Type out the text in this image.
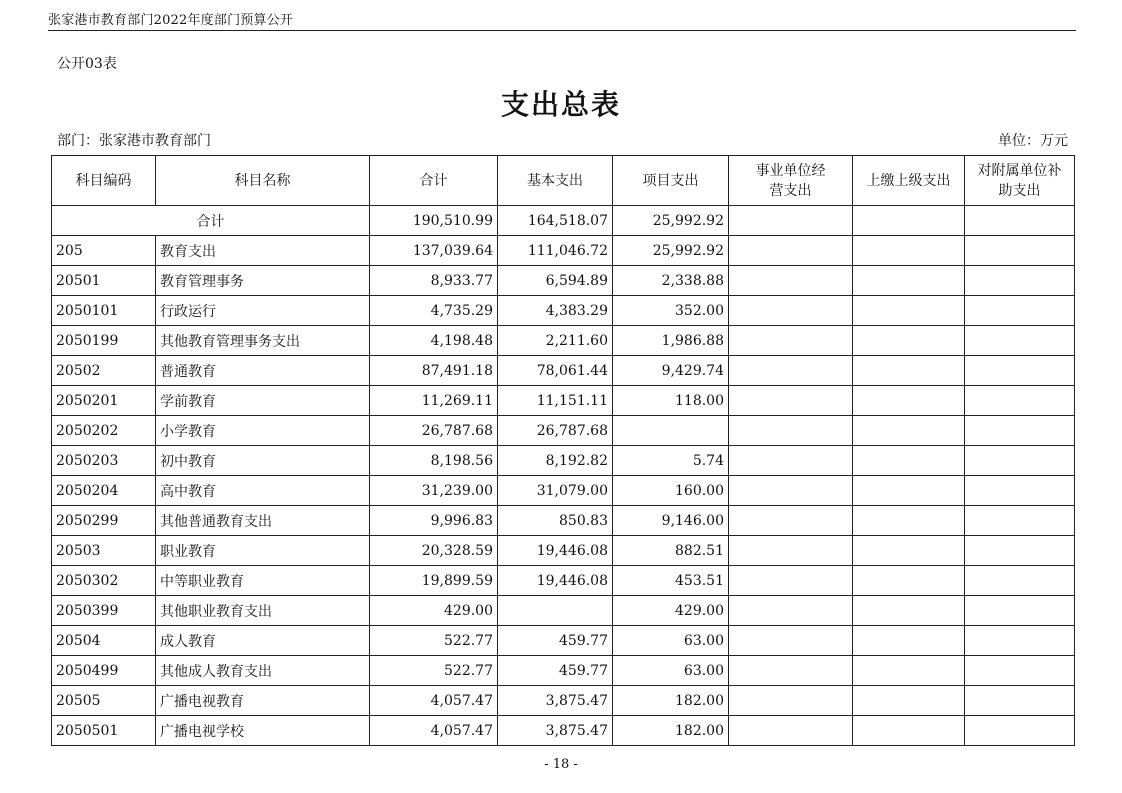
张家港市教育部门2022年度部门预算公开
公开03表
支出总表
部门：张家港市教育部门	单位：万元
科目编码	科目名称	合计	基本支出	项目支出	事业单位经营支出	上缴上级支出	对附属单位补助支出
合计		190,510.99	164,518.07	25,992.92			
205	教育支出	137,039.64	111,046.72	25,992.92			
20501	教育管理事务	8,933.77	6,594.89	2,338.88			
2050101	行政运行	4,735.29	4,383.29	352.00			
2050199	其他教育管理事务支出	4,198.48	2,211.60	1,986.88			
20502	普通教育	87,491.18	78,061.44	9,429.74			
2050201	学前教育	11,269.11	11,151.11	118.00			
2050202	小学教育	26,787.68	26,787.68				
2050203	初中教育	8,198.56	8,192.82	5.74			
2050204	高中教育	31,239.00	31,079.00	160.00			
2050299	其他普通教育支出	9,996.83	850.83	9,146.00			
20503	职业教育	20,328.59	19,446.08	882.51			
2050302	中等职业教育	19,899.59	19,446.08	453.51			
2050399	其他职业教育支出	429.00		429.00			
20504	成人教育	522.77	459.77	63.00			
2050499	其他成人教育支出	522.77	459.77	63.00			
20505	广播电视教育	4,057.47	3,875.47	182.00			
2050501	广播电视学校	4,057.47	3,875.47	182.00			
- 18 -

============

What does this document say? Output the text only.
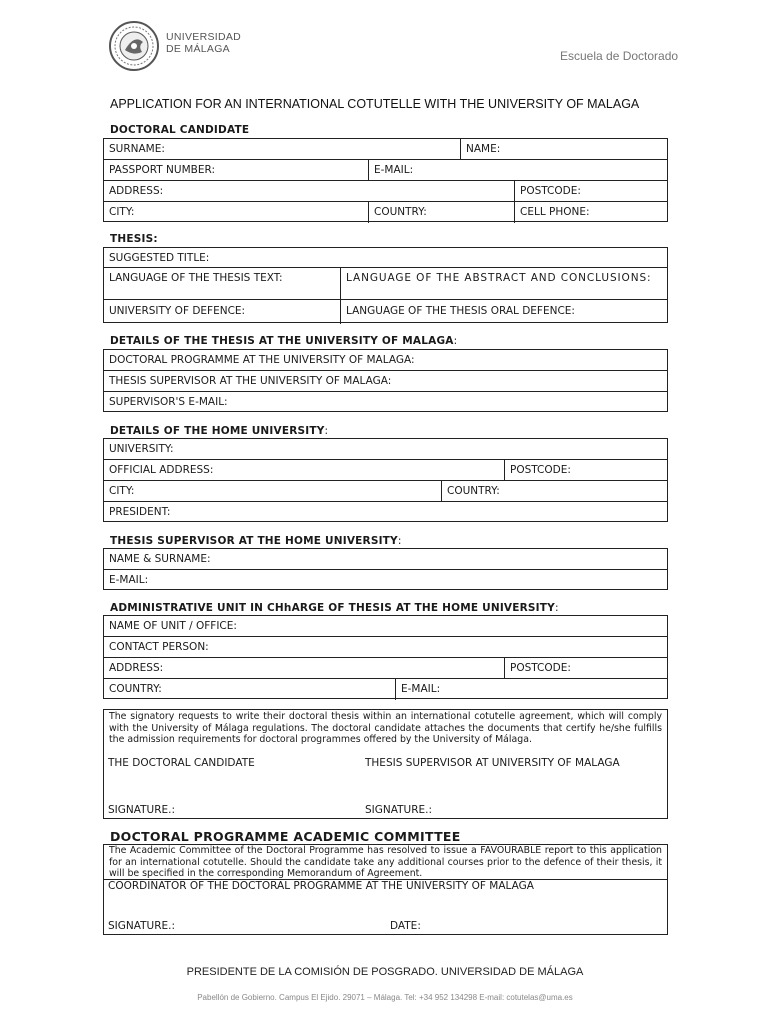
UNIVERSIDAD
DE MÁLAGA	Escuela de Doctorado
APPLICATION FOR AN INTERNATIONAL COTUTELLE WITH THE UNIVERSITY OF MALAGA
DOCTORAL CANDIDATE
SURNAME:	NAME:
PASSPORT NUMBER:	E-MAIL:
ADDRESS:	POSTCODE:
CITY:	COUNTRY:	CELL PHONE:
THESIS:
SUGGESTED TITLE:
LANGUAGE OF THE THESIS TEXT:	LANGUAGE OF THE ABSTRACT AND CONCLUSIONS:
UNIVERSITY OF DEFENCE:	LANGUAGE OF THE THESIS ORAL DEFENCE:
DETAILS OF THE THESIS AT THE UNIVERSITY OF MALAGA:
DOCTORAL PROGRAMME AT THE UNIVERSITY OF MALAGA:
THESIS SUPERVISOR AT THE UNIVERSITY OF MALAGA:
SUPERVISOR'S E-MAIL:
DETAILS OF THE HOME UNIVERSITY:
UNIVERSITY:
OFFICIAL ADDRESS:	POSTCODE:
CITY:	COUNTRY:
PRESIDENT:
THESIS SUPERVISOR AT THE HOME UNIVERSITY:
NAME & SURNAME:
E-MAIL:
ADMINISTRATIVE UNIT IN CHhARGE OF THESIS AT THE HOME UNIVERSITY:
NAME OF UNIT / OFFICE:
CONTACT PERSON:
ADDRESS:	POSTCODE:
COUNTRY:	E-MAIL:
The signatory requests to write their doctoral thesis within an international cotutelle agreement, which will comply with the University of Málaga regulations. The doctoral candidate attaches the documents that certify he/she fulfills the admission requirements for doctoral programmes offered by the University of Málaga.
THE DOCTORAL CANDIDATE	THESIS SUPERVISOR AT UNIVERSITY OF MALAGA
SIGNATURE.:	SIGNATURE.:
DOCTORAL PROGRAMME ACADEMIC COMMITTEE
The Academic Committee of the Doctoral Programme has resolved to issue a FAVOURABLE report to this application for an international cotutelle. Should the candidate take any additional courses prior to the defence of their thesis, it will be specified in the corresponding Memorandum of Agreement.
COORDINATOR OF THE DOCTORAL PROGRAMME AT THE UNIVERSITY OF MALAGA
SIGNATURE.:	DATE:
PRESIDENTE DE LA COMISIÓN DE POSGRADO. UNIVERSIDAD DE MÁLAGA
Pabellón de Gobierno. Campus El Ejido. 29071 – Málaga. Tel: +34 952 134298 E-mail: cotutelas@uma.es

============

THE EXERCISE:
Out of the material above, gather each line where "DETAILS" appears.

ANSWER TO THE PROBLEM:
DETAILS OF THE THESIS AT THE UNIVERSITY OF MALAGA:
DETAILS OF THE HOME UNIVERSITY:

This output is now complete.